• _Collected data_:
---*---

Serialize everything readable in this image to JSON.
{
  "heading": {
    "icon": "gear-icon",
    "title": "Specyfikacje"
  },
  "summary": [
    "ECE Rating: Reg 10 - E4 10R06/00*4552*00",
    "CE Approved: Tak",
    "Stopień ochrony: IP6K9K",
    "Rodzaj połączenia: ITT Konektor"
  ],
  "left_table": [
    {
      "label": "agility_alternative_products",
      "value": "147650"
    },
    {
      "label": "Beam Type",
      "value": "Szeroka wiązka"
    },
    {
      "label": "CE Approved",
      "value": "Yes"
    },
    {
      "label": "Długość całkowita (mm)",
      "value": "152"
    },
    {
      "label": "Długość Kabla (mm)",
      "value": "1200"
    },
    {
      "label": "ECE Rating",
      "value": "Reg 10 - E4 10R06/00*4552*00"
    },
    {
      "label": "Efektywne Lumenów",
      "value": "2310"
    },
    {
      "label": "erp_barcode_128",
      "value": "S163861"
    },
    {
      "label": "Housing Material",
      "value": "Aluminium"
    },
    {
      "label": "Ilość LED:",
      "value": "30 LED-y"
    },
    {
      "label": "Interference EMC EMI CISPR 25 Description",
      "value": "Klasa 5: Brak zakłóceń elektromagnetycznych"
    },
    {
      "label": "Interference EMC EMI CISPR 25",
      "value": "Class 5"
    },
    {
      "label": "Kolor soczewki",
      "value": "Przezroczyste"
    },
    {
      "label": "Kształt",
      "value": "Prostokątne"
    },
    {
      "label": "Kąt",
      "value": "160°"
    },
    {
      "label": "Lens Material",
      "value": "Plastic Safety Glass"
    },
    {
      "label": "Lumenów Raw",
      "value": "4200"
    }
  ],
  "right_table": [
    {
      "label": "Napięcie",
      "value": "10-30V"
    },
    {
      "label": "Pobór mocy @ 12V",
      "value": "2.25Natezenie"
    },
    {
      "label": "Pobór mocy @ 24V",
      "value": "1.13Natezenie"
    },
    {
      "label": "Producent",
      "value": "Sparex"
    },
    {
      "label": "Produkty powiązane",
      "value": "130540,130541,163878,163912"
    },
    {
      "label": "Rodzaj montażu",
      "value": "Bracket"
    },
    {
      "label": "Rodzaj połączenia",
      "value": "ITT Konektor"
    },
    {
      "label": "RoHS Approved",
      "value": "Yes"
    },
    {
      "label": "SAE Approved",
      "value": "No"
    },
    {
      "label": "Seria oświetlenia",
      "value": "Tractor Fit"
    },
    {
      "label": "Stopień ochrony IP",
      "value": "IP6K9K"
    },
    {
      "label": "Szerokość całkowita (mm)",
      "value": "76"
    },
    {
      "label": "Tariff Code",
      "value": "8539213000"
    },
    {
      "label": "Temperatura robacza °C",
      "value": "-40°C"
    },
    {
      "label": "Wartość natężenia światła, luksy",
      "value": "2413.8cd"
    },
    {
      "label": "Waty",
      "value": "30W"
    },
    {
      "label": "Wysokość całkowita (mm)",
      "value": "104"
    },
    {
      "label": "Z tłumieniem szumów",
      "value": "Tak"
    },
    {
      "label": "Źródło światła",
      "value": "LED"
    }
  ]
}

---*---

• _Description of the task_: Filter out every line that lacks the word "Rating", and copy the rest.

• _Final result_:
    "ECE Rating: Reg 10 - E4 10R06/00*4552*00",
      "label": "ECE Rating",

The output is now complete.